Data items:

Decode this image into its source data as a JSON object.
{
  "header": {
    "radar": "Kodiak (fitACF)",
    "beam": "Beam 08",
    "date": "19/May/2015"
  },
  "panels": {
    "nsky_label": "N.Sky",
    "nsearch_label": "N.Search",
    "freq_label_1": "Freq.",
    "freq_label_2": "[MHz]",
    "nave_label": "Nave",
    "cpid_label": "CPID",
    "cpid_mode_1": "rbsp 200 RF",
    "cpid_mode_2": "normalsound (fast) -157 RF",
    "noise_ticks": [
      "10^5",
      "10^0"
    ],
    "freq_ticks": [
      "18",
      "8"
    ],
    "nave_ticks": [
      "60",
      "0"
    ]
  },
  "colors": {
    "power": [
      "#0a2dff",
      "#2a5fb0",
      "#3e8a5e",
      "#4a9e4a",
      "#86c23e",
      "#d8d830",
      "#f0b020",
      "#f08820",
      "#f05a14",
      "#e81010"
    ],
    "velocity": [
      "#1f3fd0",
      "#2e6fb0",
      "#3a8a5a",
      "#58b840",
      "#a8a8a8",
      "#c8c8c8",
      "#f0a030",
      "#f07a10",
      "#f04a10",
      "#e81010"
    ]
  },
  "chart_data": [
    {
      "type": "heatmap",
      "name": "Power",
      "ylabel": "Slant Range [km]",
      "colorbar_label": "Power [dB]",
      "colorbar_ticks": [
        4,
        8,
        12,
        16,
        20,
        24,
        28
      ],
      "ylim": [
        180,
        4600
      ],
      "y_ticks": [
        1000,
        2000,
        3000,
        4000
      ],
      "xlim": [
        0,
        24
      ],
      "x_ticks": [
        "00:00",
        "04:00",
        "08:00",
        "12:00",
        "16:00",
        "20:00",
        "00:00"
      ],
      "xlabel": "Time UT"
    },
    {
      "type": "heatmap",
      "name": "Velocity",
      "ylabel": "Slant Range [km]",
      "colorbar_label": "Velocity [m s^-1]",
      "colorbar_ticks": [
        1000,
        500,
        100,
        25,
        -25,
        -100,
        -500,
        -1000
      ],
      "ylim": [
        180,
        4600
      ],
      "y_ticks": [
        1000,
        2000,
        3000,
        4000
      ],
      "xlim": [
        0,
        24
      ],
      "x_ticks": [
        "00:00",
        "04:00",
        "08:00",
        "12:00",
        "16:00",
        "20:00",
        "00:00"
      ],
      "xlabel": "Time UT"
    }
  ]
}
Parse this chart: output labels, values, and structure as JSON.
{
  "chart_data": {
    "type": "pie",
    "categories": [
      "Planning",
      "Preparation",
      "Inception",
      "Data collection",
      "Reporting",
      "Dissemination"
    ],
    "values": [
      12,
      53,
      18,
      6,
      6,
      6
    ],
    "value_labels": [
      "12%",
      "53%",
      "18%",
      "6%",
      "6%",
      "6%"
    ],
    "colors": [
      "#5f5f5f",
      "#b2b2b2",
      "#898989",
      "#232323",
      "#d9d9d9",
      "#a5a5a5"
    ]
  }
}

The problem:
In the records above, find the line containing "Parse this chart: output"; please retype it and every line after it through the last line, exactly and with nothing else.

Result:
Parse this chart: output labels, values, and structure as JSON.
{
  "chart_data": {
    "type": "pie",
    "categories": [
      "Planning",
      "Preparation",
      "Inception",
      "Data collection",
      "Reporting",
      "Dissemination"
    ],
    "values": [
      12,
      53,
      18,
      6,
      6,
      6
    ],
    "value_labels": [
      "12%",
      "53%",
      "18%",
      "6%",
      "6%",
      "6%"
    ],
    "colors": [
      "#5f5f5f",
      "#b2b2b2",
      "#898989",
      "#232323",
      "#d9d9d9",
      "#a5a5a5"
    ]
  }
}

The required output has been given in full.